▸ **Description of the task**: Repeat every record exactly, but keep images out of the copy.
____ Records supplied
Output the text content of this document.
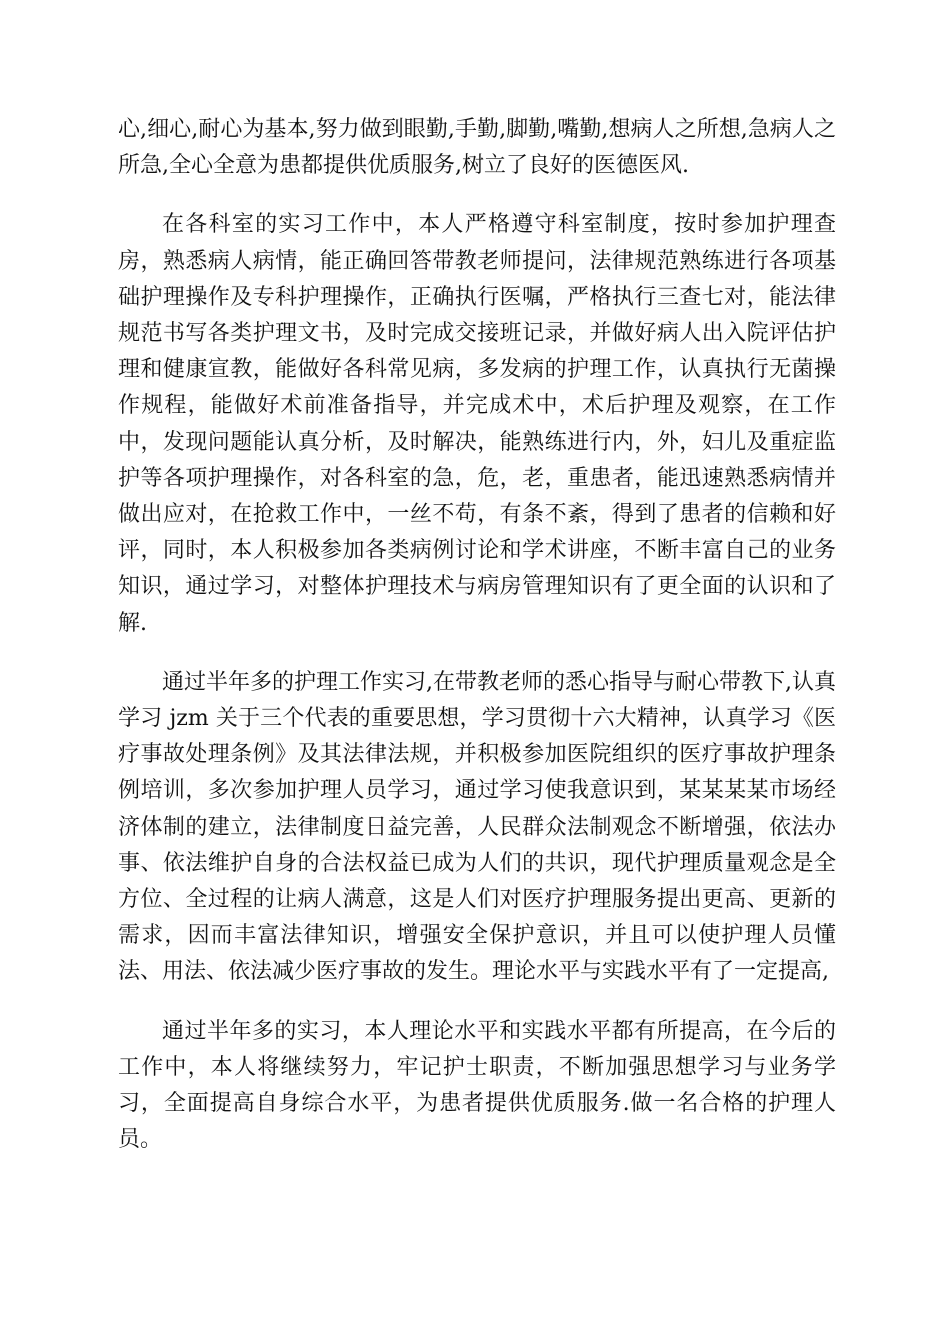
心,细心,耐心为基本,努力做到眼勤,手勤,脚勤,嘴勤,想病人之所想,急病人之所急,全心全意为患都提供优质服务,树立了良好的医德医风.

在各科室的实习工作中，本人严格遵守科室制度，按时参加护理查房，熟悉病人病情，能正确回答带教老师提问，法律规范熟练进行各项基础护理操作及专科护理操作，正确执行医嘱，严格执行三查七对，能法律规范书写各类护理文书，及时完成交接班记录，并做好病人出入院评估护理和健康宣教，能做好各科常见病，多发病的护理工作，认真执行无菌操作规程，能做好术前准备指导，并完成术中，术后护理及观察，在工作中，发现问题能认真分析，及时解决，能熟练进行内，外，妇儿及重症监护等各项护理操作，对各科室的急，危，老，重患者，能迅速熟悉病情并做出应对，在抢救工作中，一丝不苟，有条不紊，得到了患者的信赖和好评，同时，本人积极参加各类病例讨论和学术讲座，不断丰富自己的业务知识，通过学习，对整体护理技术与病房管理知识有了更全面的认识和了解.

通过半年多的护理工作实习,在带教老师的悉心指导与耐心带教下,认真学习 jzm 关于三个代表的重要思想，学习贯彻十六大精神，认真学习《医疗事故处理条例》及其法律法规，并积极参加医院组织的医疗事故护理条例培训，多次参加护理人员学习，通过学习使我意识到，某某某某市场经济体制的建立，法律制度日益完善，人民群众法制观念不断增强，依法办事、依法维护自身的合法权益已成为人们的共识，现代护理质量观念是全方位、全过程的让病人满意，这是人们对医疗护理服务提出更高、更新的需求，因而丰富法律知识，增强安全保护意识，并且可以使护理人员懂法、用法、依法减少医疗事故的发生。理论水平与实践水平有了一定提高,

通过半年多的实习，本人理论水平和实践水平都有所提高，在今后的工作中，本人将继续努力，牢记护士职责，不断加强思想学习与业务学习，全面提高自身综合水平，为患者提供优质服务.做一名合格的护理人员。
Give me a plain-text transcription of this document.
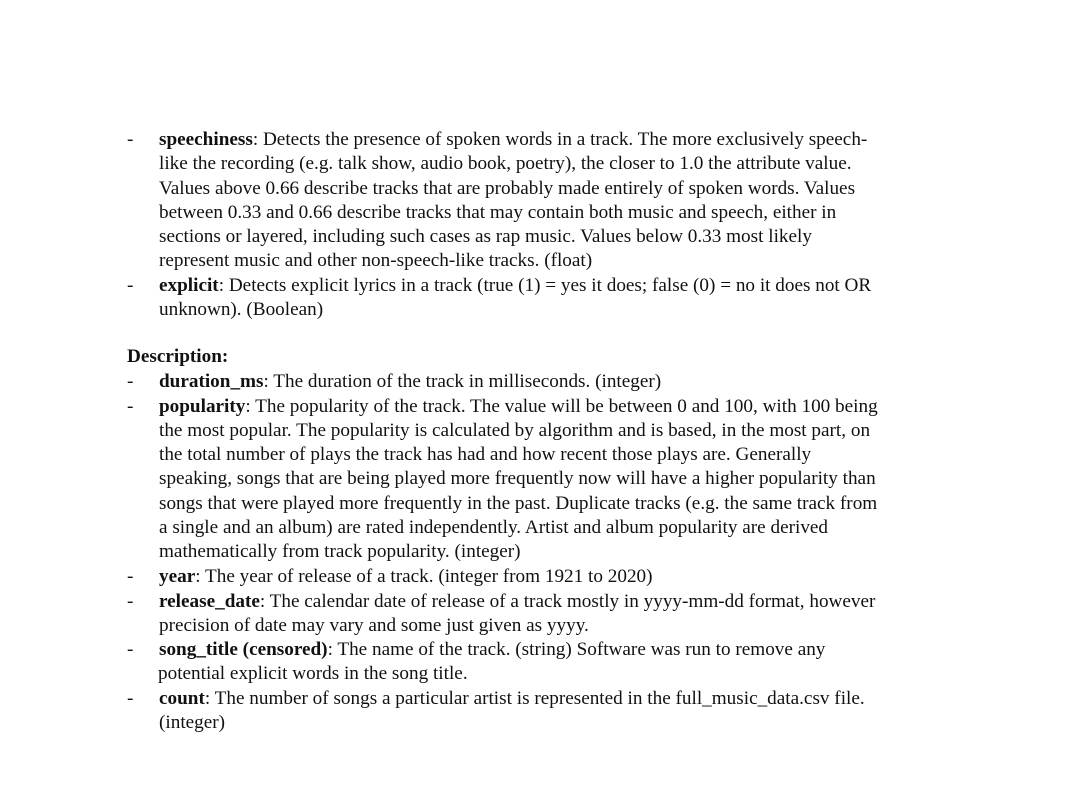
-	speechiness: Detects the presence of spoken words in a track. The more exclusively speech-
like the recording (e.g. talk show, audio book, poetry), the closer to 1.0 the attribute value.
Values above 0.66 describe tracks that are probably made entirely of spoken words. Values
between 0.33 and 0.66 describe tracks that may contain both music and speech, either in
sections or layered, including such cases as rap music. Values below 0.33 most likely
represent music and other non-speech-like tracks. (float)
-	explicit: Detects explicit lyrics in a track (true (1) = yes it does; false (0) = no it does not OR
unknown). (Boolean)
Description:
-	duration_ms: The duration of the track in milliseconds. (integer)
-	popularity: The popularity of the track. The value will be between 0 and 100, with 100 being
the most popular. The popularity is calculated by algorithm and is based, in the most part, on
the total number of plays the track has had and how recent those plays are. Generally
speaking, songs that are being played more frequently now will have a higher popularity than
songs that were played more frequently in the past. Duplicate tracks (e.g. the same track from
a single and an album) are rated independently. Artist and album popularity are derived
mathematically from track popularity. (integer)
-	year: The year of release of a track. (integer from 1921 to 2020)
-	release_date: The calendar date of release of a track mostly in yyyy-mm-dd format, however
precision of date may vary and some just given as yyyy.
-	song_title (censored): The name of the track. (string) Software was run to remove any
potential explicit words in the song title.
-	count: The number of songs a particular artist is represented in the full_music_data.csv file.
(integer)
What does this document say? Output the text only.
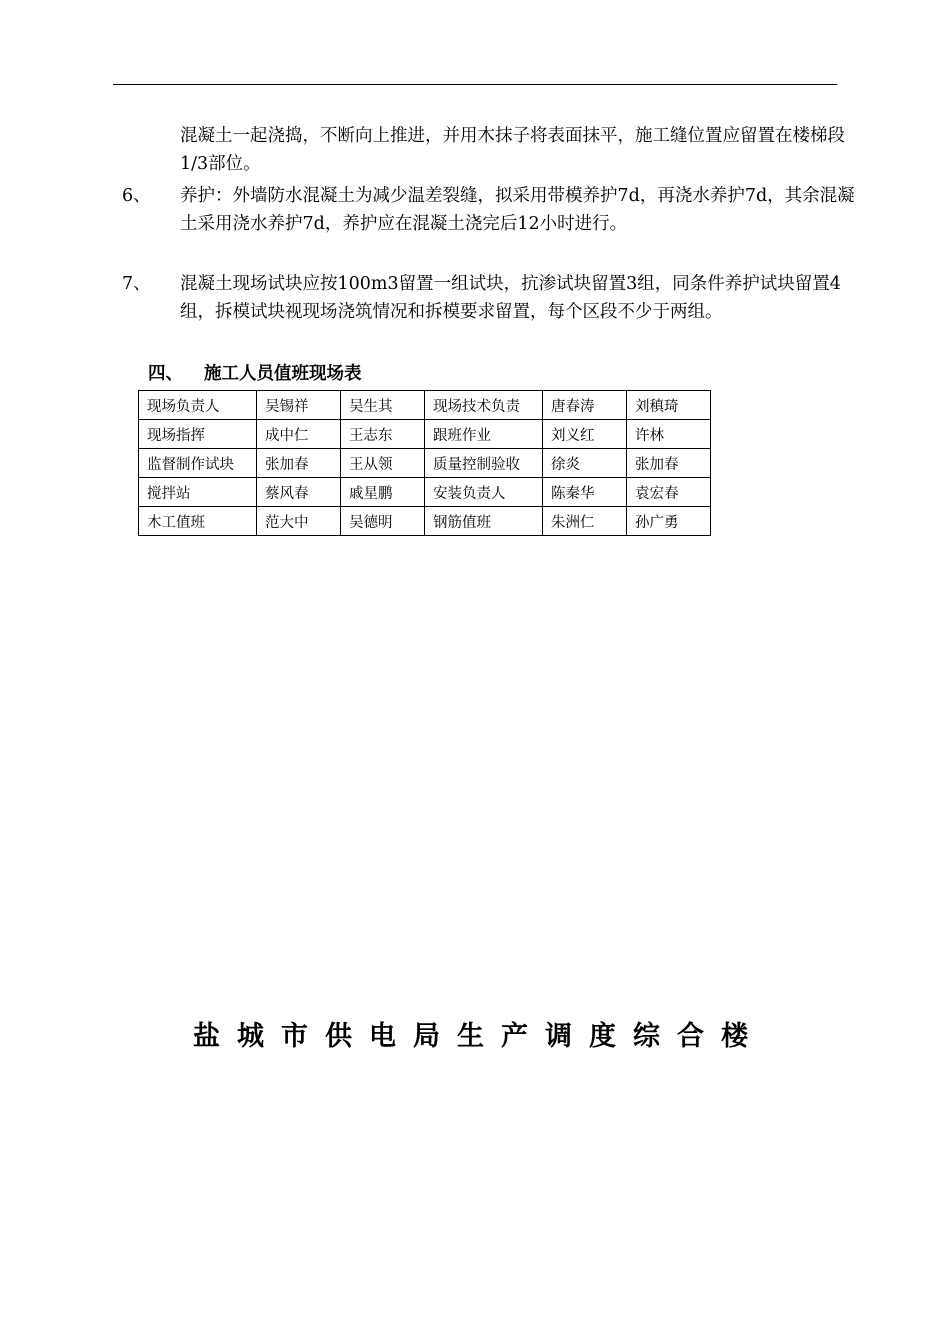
混凝土一起浇捣，不断向上推进，并用木抹子将表面抹平，施工缝位置应留置在楼梯段1/3部位。

6、 养护：外墙防水混凝土为减少温差裂缝，拟采用带模养护7d，再浇水养护7d，其余混凝土采用浇水养护7d，养护应在混凝土浇完后12小时进行。
7、 混凝土现场试块应按100m3留置一组试块，抗渗试块留置3组，同条件养护试块留置4组，拆模试块视现场浇筑情况和拆模要求留置，每个区段不少于两组。
四、 施工人员值班现场表
现场负责人	吴锡祥	吴生其	现场技术负责	唐春涛	刘稹琦
现场指挥	成中仁	王志东	跟班作业	刘义红	许林
监督制作试块	张加春	王从领	质量控制验收	徐炎	张加春
搅拌站	蔡风春	戚星鹏	安装负责人	陈秦华	袁宏春
木工值班	范大中	吴德明	钢筋值班	朱洲仁	孙广勇
盐城市供电局生产调度综合楼
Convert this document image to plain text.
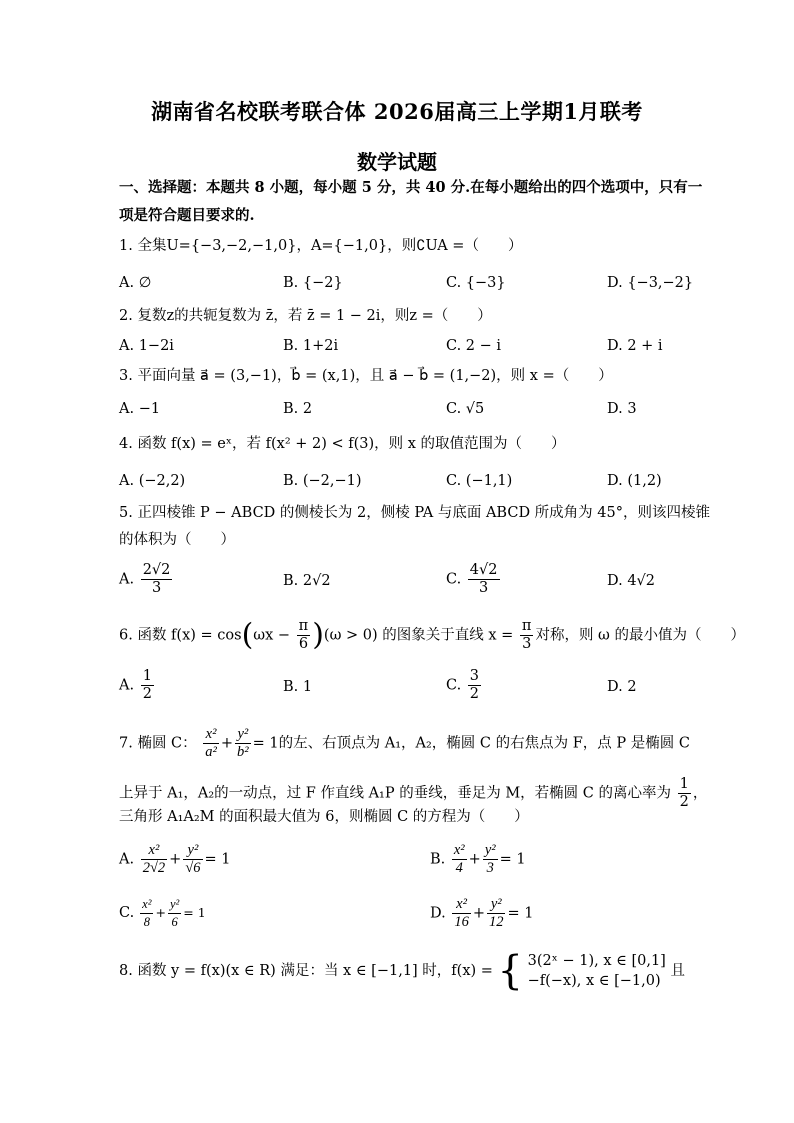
湖南省名校联考联合体 2026届高三上学期1月联考
数学试题
一、选择题：本题共 8 小题，每小题 5 分，共 40 分.在每小题给出的四个选项中，只有一
项是符合题目要求的.
1. 全集U={−3,−2,−1,0}，A={−1,0}，则∁UA =（　　）
A. ∅	B. {−2}	C. {−3}	D. {−3,−2}
2. 复数z的共轭复数为 z̄，若 z̄ = 1 − 2i，则z =（　　）
A. 1−2i	B. 1+2i	C. 2 − i	D. 2 + i
3. 平面向量 a⃗ = (3,−1)，b⃗ = (x,1)，且 a⃗ − b⃗ = (1,−2)，则 x =（　　）
A. −1	B. 2	C. √5	D. 3
4. 函数 f(x) = eˣ，若 f(x² + 2) < f(3)，则 x 的取值范围为（　　）
A. (−2,2)	B. (−2,−1)	C. (−1,1)	D. (1,2)
5. 正四棱锥 P − ABCD 的侧棱长为 2，侧棱 PA 与底面 ABCD 所成角为 45°，则该四棱锥
的体积为（　　）
A. $\frac{2√2}{3}$	B. 2√2	C. $\frac{4√2}{3}$	D. 4√2
6. 函数 $f(x) = \cos(\omega x - \frac{\pi}{6} )(\omega > 0)$ 的图象关于直线 $x = \frac{\pi}{3}$ 对称，则 ω 的最小值为（　　）
A. $\frac{1}{2}$	B. 1	C. $\frac{3}{2}$	D. 2
7. 椭圆 C： $\frac{\text{x²}}{\text{a²}} + \frac{\text{y²}}{\text{b²}} = 1$的左、右顶点为 A₁，A₂，椭圆 C 的右焦点为 F，点 P 是椭圆 C
上异于 A₁，A₂的一动点，过 F 作直线 A₁P 的垂线，垂足为 M，若椭圆 C 的离心率为 $\frac{1}{2}$ ，
三角形 A₁A₂M 的面积最大值为 6，则椭圆 C 的方程为（　　）
A. $\frac{\text{x²}}{2√2} + \frac{\text{y²}}{√6} = 1$	B. $\frac{\text{x²}}{4} + \frac{\text{y²}}{3} = 1$
C. $\frac{\text{x²}}{8} + \frac{\text{y²}}{6} = 1$	D. $\frac{\text{x²}}{16} + \frac{\text{y²}}{12} = 1$
8. 函数 y = f(x)(x ∈ R) 满足：当 x ∈ [−1,1] 时，f(x) = { 3(2ˣ − 1), x ∈ [0,1]
−f(−x), x ∈ [−1,0)
且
________
▸ **Response to the exercise**:
Output the text content of this document.
心,细心,耐心为基本,努力做到眼勤,手勤,脚勤,嘴勤,想病人之所想,急病人之所急,全心全意为患都提供优质服务,树立了良好的医德医风.

在各科室的实习工作中，本人严格遵守科室制度，按时参加护理查房，熟悉病人病情，能正确回答带教老师提问，法律规范熟练进行各项基础护理操作及专科护理操作，正确执行医嘱，严格执行三查七对，能法律规范书写各类护理文书，及时完成交接班记录，并做好病人出入院评估护理和健康宣教，能做好各科常见病，多发病的护理工作，认真执行无菌操作规程，能做好术前准备指导，并完成术中，术后护理及观察，在工作中，发现问题能认真分析，及时解决，能熟练进行内，外，妇儿及重症监护等各项护理操作，对各科室的急，危，老，重患者，能迅速熟悉病情并做出应对，在抢救工作中，一丝不苟，有条不紊，得到了患者的信赖和好评，同时，本人积极参加各类病例讨论和学术讲座，不断丰富自己的业务知识，通过学习，对整体护理技术与病房管理知识有了更全面的认识和了解.

通过半年多的护理工作实习,在带教老师的悉心指导与耐心带教下,认真学习 jzm 关于三个代表的重要思想，学习贯彻十六大精神，认真学习《医疗事故处理条例》及其法律法规，并积极参加医院组织的医疗事故护理条例培训，多次参加护理人员学习，通过学习使我意识到，某某某某市场经济体制的建立，法律制度日益完善，人民群众法制观念不断增强，依法办事、依法维护自身的合法权益已成为人们的共识，现代护理质量观念是全方位、全过程的让病人满意，这是人们对医疗护理服务提出更高、更新的需求，因而丰富法律知识，增强安全保护意识，并且可以使护理人员懂法、用法、依法减少医疗事故的发生。理论水平与实践水平有了一定提高,

通过半年多的实习，本人理论水平和实践水平都有所提高，在今后的工作中，本人将继续努力，牢记护士职责，不断加强思想学习与业务学习，全面提高自身综合水平，为患者提供优质服务.做一名合格的护理人员。
Give me a plain-text transcription of this document.
-	speechiness: Detects the presence of spoken words in a track. The more exclusively speech-
like the recording (e.g. talk show, audio book, poetry), the closer to 1.0 the attribute value.
Values above 0.66 describe tracks that are probably made entirely of spoken words. Values
between 0.33 and 0.66 describe tracks that may contain both music and speech, either in
sections or layered, including such cases as rap music. Values below 0.33 most likely
represent music and other non-speech-like tracks. (float)
-	explicit: Detects explicit lyrics in a track (true (1) = yes it does; false (0) = no it does not OR
unknown). (Boolean)
Description:
-	duration_ms: The duration of the track in milliseconds. (integer)
-	popularity: The popularity of the track. The value will be between 0 and 100, with 100 being
the most popular. The popularity is calculated by algorithm and is based, in the most part, on
the total number of plays the track has had and how recent those plays are. Generally
speaking, songs that are being played more frequently now will have a higher popularity than
songs that were played more frequently in the past. Duplicate tracks (e.g. the same track from
a single and an album) are rated independently. Artist and album popularity are derived
mathematically from track popularity. (integer)
-	year: The year of release of a track. (integer from 1921 to 2020)
-	release_date: The calendar date of release of a track mostly in yyyy-mm-dd format, however
precision of date may vary and some just given as yyyy.
-	song_title (censored): The name of the track. (string) Software was run to remove any
potential explicit words in the song title.
-	count: The number of songs a particular artist is represented in the full_music_data.csv file.
(integer)
What does this document say? Output the text only.
混凝土一起浇捣，不断向上推进，并用木抹子将表面抹平，施工缝位置应留置在楼梯段1/3部位。

6、 养护：外墙防水混凝土为减少温差裂缝，拟采用带模养护7d，再浇水养护7d，其余混凝土采用浇水养护7d，养护应在混凝土浇完后12小时进行。
7、 混凝土现场试块应按100m3留置一组试块，抗渗试块留置3组，同条件养护试块留置4组，拆模试块视现场浇筑情况和拆模要求留置，每个区段不少于两组。
四、 施工人员值班现场表
现场负责人	吴锡祥	吴生其	现场技术负责	唐春涛	刘稹琦
现场指挥	成中仁	王志东	跟班作业	刘义红	许林
监督制作试块	张加春	王从领	质量控制验收	徐炎	张加春
搅拌站	蔡风春	戚星鹏	安装负责人	陈秦华	袁宏春
木工值班	范大中	吴德明	钢筋值班	朱洲仁	孙广勇
盐城市供电局生产调度综合楼
Convert this document image to plain text.
湖南省名校联考联合体 2026届高三上学期1月联考
数学试题
一、选择题：本题共 8 小题，每小题 5 分，共 40 分.在每小题给出的四个选项中，只有一
项是符合题目要求的.
1. 全集U={−3,−2,−1,0}，A={−1,0}，则∁UA =（　　）
A. ∅	B. {−2}	C. {−3}	D. {−3,−2}
2. 复数z的共轭复数为 z̄，若 z̄ = 1 − 2i，则z =（　　）
A. 1−2i	B. 1+2i	C. 2 − i	D. 2 + i
3. 平面向量 a⃗ = (3,−1)，b⃗ = (x,1)，且 a⃗ − b⃗ = (1,−2)，则 x =（　　）
A. −1	B. 2	C. √5	D. 3
4. 函数 f(x) = eˣ，若 f(x² + 2) < f(3)，则 x 的取值范围为（　　）
A. (−2,2)	B. (−2,−1)	C. (−1,1)	D. (1,2)
5. 正四棱锥 P − ABCD 的侧棱长为 2，侧棱 PA 与底面 ABCD 所成角为 45°，则该四棱锥
的体积为（　　）
A. $\frac{2√2}{3}$	B. 2√2	C. $\frac{4√2}{3}$	D. 4√2
6. 函数 $f(x) = \cos(\omega x - \frac{\pi}{6} )(\omega > 0)$ 的图象关于直线 $x = \frac{\pi}{3}$ 对称，则 ω 的最小值为（　　）
A. $\frac{1}{2}$	B. 1	C. $\frac{3}{2}$	D. 2
7. 椭圆 C： $\frac{\text{x²}}{\text{a²}} + \frac{\text{y²}}{\text{b²}} = 1$的左、右顶点为 A₁，A₂，椭圆 C 的右焦点为 F，点 P 是椭圆 C
上异于 A₁，A₂的一动点，过 F 作直线 A₁P 的垂线，垂足为 M，若椭圆 C 的离心率为 $\frac{1}{2}$ ，
三角形 A₁A₂M 的面积最大值为 6，则椭圆 C 的方程为（　　）
A. $\frac{\text{x²}}{2√2} + \frac{\text{y²}}{√6} = 1$	B. $\frac{\text{x²}}{4} + \frac{\text{y²}}{3} = 1$
C. $\frac{\text{x²}}{8} + \frac{\text{y²}}{6} = 1$	D. $\frac{\text{x²}}{16} + \frac{\text{y²}}{12} = 1$
8. 函数 y = f(x)(x ∈ R) 满足：当 x ∈ [−1,1] 时，f(x) = { 3(2ˣ − 1), x ∈ [0,1]
−f(−x), x ∈ [−1,0)
且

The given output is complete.